Task instructions: In full and without deviation, write out the entries that follow.

Excerpted records:
>> begin

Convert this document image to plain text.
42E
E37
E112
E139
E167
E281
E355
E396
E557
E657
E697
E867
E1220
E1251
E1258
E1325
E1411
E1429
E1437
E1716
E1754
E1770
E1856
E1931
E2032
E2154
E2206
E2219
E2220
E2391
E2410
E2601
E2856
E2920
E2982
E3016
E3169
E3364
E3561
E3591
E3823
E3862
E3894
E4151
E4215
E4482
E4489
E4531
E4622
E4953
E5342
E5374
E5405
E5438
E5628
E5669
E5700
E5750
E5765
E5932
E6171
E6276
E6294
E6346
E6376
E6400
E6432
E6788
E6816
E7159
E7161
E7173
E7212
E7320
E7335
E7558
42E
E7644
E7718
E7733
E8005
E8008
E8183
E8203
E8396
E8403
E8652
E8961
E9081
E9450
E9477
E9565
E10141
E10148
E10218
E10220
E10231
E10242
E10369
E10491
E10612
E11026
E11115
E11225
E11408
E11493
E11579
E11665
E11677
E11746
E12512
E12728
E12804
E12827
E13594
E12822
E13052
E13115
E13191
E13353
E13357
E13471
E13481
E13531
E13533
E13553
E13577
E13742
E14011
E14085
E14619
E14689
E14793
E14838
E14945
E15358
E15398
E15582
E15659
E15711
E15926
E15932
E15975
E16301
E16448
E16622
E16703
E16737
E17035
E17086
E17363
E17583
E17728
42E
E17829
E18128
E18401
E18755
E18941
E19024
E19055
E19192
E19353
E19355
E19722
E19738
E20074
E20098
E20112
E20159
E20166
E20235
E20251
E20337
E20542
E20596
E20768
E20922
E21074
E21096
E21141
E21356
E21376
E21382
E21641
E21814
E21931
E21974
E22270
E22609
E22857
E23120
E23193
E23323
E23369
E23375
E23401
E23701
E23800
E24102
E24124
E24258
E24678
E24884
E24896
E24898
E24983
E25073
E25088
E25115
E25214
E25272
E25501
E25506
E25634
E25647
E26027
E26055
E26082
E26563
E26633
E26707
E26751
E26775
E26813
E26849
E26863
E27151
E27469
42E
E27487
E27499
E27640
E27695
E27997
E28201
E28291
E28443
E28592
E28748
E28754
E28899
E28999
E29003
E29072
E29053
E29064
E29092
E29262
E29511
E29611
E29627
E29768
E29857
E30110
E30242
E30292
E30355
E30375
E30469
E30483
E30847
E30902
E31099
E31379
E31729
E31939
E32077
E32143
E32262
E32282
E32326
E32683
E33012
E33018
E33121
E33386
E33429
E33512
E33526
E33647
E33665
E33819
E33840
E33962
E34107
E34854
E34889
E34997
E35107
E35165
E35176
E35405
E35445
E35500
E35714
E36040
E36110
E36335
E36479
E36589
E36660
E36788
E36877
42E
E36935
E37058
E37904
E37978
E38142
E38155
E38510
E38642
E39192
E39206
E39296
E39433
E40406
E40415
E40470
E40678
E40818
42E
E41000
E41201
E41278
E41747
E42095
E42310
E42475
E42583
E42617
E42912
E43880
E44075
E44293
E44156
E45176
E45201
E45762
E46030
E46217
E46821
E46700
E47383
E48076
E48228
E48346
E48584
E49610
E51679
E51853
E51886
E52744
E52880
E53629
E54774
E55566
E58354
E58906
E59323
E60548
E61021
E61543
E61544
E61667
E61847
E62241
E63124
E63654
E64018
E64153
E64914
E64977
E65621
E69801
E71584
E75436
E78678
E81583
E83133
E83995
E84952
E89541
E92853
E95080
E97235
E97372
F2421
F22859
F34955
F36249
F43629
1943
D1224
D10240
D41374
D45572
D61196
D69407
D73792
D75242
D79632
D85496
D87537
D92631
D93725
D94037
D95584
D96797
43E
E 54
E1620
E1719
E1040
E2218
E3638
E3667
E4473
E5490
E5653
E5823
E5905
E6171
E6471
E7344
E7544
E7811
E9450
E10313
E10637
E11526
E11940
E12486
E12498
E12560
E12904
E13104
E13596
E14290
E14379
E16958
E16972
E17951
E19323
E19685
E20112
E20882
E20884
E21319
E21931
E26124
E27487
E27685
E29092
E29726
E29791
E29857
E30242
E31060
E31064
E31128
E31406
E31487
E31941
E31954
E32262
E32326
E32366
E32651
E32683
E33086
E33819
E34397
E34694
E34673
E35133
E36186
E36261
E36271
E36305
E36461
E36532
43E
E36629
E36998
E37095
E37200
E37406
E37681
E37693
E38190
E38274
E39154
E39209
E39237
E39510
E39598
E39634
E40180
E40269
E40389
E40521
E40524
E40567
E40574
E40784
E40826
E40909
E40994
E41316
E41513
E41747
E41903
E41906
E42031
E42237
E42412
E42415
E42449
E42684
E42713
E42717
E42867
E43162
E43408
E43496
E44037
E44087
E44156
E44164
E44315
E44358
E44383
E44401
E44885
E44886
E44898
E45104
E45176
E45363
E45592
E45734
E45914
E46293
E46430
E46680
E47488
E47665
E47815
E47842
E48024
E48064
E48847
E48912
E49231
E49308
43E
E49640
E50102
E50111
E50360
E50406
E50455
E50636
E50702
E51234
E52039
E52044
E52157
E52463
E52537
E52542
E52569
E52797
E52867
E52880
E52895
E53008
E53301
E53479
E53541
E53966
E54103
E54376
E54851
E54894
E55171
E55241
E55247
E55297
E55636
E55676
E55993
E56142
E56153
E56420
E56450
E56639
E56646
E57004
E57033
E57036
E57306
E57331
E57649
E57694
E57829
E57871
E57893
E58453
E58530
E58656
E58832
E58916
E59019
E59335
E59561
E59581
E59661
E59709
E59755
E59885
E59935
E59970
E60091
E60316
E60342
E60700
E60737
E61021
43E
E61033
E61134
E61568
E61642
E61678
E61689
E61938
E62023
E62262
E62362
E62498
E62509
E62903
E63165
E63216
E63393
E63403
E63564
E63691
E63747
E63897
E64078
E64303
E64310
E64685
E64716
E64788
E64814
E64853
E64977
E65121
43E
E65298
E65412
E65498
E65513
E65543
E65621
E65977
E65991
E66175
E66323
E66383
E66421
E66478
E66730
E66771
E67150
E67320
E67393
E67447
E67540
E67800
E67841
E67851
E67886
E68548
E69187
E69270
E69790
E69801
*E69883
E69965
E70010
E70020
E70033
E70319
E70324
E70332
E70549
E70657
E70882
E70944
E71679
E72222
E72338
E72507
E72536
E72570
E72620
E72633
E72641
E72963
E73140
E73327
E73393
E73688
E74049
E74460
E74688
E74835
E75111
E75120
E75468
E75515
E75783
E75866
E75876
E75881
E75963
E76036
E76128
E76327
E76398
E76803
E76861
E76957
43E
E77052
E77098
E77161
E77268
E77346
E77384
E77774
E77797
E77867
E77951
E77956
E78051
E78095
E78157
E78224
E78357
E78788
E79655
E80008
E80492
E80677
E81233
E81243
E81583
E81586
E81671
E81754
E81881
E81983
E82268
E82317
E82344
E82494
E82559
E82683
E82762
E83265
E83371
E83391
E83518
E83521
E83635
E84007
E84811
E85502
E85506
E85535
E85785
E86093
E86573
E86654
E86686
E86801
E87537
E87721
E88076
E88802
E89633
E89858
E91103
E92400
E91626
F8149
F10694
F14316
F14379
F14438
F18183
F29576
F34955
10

>> end

Response:
Convert this document image to plain text.
42E
E37
E112
E139
E167
E281
E355
E396
E557
E657
E697
E867
E1220
E1251
E1258
E1325
E1411
E1429
E1437
E1716
E1754
E1770
E1856
E1931
E2032
E2154
E2206
E2219
E2220
E2391
E2410
E2601
E2856
E2920
E2982
E3016
E3169
E3364
E3561
E3591
E3823
E3862
E3894
E4151
E4215
E4482
E4489
E4531
E4622
E4953
E5342
E5374
E5405
E5438
E5628
E5669
E5700
E5750
E5765
E5932
E6171
E6276
E6294
E6346
E6376
E6400
E6432
E6788
E6816
E7159
E7161
E7173
E7212
E7320
E7335
E7558
42E
E7644
E7718
E7733
E8005
E8008
E8183
E8203
E8396
E8403
E8652
E8961
E9081
E9450
E9477
E9565
E10141
E10148
E10218
E10220
E10231
E10242
E10369
E10491
E10612
E11026
E11115
E11225
E11408
E11493
E11579
E11665
E11677
E11746
E12512
E12728
E12804
E12827
E13594
E12822
E13052
E13115
E13191
E13353
E13357
E13471
E13481
E13531
E13533
E13553
E13577
E13742
E14011
E14085
E14619
E14689
E14793
E14838
E14945
E15358
E15398
E15582
E15659
E15711
E15926
E15932
E15975
E16301
E16448
E16622
E16703
E16737
E17035
E17086
E17363
E17583
E17728
42E
E17829
E18128
E18401
E18755
E18941
E19024
E19055
E19192
E19353
E19355
E19722
E19738
E20074
E20098
E20112
E20159
E20166
E20235
E20251
E20337
E20542
E20596
E20768
E20922
E21074
E21096
E21141
E21356
E21376
E21382
E21641
E21814
E21931
E21974
E22270
E22609
E22857
E23120
E23193
E23323
E23369
E23375
E23401
E23701
E23800
E24102
E24124
E24258
E24678
E24884
E24896
E24898
E24983
E25073
E25088
E25115
E25214
E25272
E25501
E25506
E25634
E25647
E26027
E26055
E26082
E26563
E26633
E26707
E26751
E26775
E26813
E26849
E26863
E27151
E27469
42E
E27487
E27499
E27640
E27695
E27997
E28201
E28291
E28443
E28592
E28748
E28754
E28899
E28999
E29003
E29072
E29053
E29064
E29092
E29262
E29511
E29611
E29627
E29768
E29857
E30110
E30242
E30292
E30355
E30375
E30469
E30483
E30847
E30902
E31099
E31379
E31729
E31939
E32077
E32143
E32262
E32282
E32326
E32683
E33012
E33018
E33121
E33386
E33429
E33512
E33526
E33647
E33665
E33819
E33840
E33962
E34107
E34854
E34889
E34997
E35107
E35165
E35176
E35405
E35445
E35500
E35714
E36040
E36110
E36335
E36479
E36589
E36660
E36788
E36877
42E
E36935
E37058
E37904
E37978
E38142
E38155
E38510
E38642
E39192
E39206
E39296
E39433
E40406
E40415
E40470
E40678
E40818
42E
E41000
E41201
E41278
E41747
E42095
E42310
E42475
E42583
E42617
E42912
E43880
E44075
E44293
E44156
E45176
E45201
E45762
E46030
E46217
E46821
E46700
E47383
E48076
E48228
E48346
E48584
E49610
E51679
E51853
E51886
E52744
E52880
E53629
E54774
E55566
E58354
E58906
E59323
E60548
E61021
E61543
E61544
E61667
E61847
E62241
E63124
E63654
E64018
E64153
E64914
E64977
E65621
E69801
E71584
E75436
E78678
E81583
E83133
E83995
E84952
E89541
E92853
E95080
E97235
E97372
F2421
F22859
F34955
F36249
F43629
1943
D1224
D10240
D41374
D45572
D61196
D69407
D73792
D75242
D79632
D85496
D87537
D92631
D93725
D94037
D95584
D96797
43E
E 54
E1620
E1719
E1040
E2218
E3638
E3667
E4473
E5490
E5653
E5823
E5905
E6171
E6471
E7344
E7544
E7811
E9450
E10313
E10637
E11526
E11940
E12486
E12498
E12560
E12904
E13104
E13596
E14290
E14379
E16958
E16972
E17951
E19323
E19685
E20112
E20882
E20884
E21319
E21931
E26124
E27487
E27685
E29092
E29726
E29791
E29857
E30242
E31060
E31064
E31128
E31406
E31487
E31941
E31954
E32262
E32326
E32366
E32651
E32683
E33086
E33819
E34397
E34694
E34673
E35133
E36186
E36261
E36271
E36305
E36461
E36532
43E
E36629
E36998
E37095
E37200
E37406
E37681
E37693
E38190
E38274
E39154
E39209
E39237
E39510
E39598
E39634
E40180
E40269
E40389
E40521
E40524
E40567
E40574
E40784
E40826
E40909
E40994
E41316
E41513
E41747
E41903
E41906
E42031
E42237
E42412
E42415
E42449
E42684
E42713
E42717
E42867
E43162
E43408
E43496
E44037
E44087
E44156
E44164
E44315
E44358
E44383
E44401
E44885
E44886
E44898
E45104
E45176
E45363
E45592
E45734
E45914
E46293
E46430
E46680
E47488
E47665
E47815
E47842
E48024
E48064
E48847
E48912
E49231
E49308
43E
E49640
E50102
E50111
E50360
E50406
E50455
E50636
E50702
E51234
E52039
E52044
E52157
E52463
E52537
E52542
E52569
E52797
E52867
E52880
E52895
E53008
E53301
E53479
E53541
E53966
E54103
E54376
E54851
E54894
E55171
E55241
E55247
E55297
E55636
E55676
E55993
E56142
E56153
E56420
E56450
E56639
E56646
E57004
E57033
E57036
E57306
E57331
E57649
E57694
E57829
E57871
E57893
E58453
E58530
E58656
E58832
E58916
E59019
E59335
E59561
E59581
E59661
E59709
E59755
E59885
E59935
E59970
E60091
E60316
E60342
E60700
E60737
E61021
43E
E61033
E61134
E61568
E61642
E61678
E61689
E61938
E62023
E62262
E62362
E62498
E62509
E62903
E63165
E63216
E63393
E63403
E63564
E63691
E63747
E63897
E64078
E64303
E64310
E64685
E64716
E64788
E64814
E64853
E64977
E65121
43E
E65298
E65412
E65498
E65513
E65543
E65621
E65977
E65991
E66175
E66323
E66383
E66421
E66478
E66730
E66771
E67150
E67320
E67393
E67447
E67540
E67800
E67841
E67851
E67886
E68548
E69187
E69270
E69790
E69801
*E69883
E69965
E70010
E70020
E70033
E70319
E70324
E70332
E70549
E70657
E70882
E70944
E71679
E72222
E72338
E72507
E72536
E72570
E72620
E72633
E72641
E72963
E73140
E73327
E73393
E73688
E74049
E74460
E74688
E74835
E75111
E75120
E75468
E75515
E75783
E75866
E75876
E75881
E75963
E76036
E76128
E76327
E76398
E76803
E76861
E76957
43E
E77052
E77098
E77161
E77268
E77346
E77384
E77774
E77797
E77867
E77951
E77956
E78051
E78095
E78157
E78224
E78357
E78788
E79655
E80008
E80492
E80677
E81233
E81243
E81583
E81586
E81671
E81754
E81881
E81983
E82268
E82317
E82344
E82494
E82559
E82683
E82762
E83265
E83371
E83391
E83518
E83521
E83635
E84007
E84811
E85502
E85506
E85535
E85785
E86093
E86573
E86654
E86686
E86801
E87537
E87721
E88076
E88802
E89633
E89858
E91103
E92400
E91626
F8149
F10694
F14316
F14379
F14438
F18183
F29576
F34955
10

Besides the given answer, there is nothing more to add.